Objective:
Show all lines that include the string "APPAREL"; copy each one.

Start of Entries shown

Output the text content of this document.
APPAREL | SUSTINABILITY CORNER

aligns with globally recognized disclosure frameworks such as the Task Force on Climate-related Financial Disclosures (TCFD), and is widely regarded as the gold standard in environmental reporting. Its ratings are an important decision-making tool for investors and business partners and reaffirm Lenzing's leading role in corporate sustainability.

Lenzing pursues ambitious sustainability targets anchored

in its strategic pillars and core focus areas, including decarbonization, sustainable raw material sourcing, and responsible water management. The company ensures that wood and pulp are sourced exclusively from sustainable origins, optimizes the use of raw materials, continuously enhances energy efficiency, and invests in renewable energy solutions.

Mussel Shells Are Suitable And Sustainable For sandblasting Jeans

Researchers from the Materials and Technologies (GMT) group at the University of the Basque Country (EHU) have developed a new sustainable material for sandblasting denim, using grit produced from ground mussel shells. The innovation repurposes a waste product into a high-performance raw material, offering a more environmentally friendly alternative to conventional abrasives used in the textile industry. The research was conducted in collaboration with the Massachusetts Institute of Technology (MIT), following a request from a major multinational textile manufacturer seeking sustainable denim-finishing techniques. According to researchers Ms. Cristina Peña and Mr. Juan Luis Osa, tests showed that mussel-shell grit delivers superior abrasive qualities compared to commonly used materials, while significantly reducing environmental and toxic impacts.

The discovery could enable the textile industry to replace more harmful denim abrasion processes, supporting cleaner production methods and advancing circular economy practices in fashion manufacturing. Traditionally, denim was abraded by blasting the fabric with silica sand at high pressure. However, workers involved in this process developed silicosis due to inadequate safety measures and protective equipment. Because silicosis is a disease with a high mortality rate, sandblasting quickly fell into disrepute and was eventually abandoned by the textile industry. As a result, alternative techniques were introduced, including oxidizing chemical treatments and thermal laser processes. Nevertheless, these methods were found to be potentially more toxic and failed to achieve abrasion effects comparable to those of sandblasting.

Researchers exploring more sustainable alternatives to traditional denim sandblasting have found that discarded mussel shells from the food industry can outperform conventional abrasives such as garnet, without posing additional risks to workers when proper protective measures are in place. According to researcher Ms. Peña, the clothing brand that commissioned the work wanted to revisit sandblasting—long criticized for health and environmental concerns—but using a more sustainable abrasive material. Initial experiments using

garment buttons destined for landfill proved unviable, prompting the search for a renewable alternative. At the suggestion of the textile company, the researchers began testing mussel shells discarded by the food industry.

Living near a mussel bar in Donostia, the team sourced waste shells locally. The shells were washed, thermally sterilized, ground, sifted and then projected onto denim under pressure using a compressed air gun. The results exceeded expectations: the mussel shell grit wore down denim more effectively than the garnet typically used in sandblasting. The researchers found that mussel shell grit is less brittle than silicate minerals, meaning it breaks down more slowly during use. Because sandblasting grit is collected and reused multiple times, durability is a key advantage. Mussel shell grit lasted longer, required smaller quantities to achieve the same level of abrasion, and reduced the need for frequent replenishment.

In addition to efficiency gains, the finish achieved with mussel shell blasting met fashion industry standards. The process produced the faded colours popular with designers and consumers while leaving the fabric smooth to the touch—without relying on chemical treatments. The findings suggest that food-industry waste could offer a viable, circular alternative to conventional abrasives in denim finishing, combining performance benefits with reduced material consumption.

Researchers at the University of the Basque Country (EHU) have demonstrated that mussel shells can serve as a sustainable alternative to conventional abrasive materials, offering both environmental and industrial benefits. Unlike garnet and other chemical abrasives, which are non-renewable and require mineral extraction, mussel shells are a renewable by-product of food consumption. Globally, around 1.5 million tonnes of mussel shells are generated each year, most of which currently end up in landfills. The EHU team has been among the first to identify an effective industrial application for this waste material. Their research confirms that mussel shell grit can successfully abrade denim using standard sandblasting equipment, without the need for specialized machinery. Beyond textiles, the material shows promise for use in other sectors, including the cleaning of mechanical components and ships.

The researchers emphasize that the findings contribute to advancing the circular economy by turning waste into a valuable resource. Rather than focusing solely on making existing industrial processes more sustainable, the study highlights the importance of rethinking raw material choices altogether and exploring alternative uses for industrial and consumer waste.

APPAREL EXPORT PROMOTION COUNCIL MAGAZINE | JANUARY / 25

End of Entries shown

Full answer:
APPAREL | SUSTINABILITY CORNER
APPAREL EXPORT PROMOTION COUNCIL MAGAZINE | JANUARY / 25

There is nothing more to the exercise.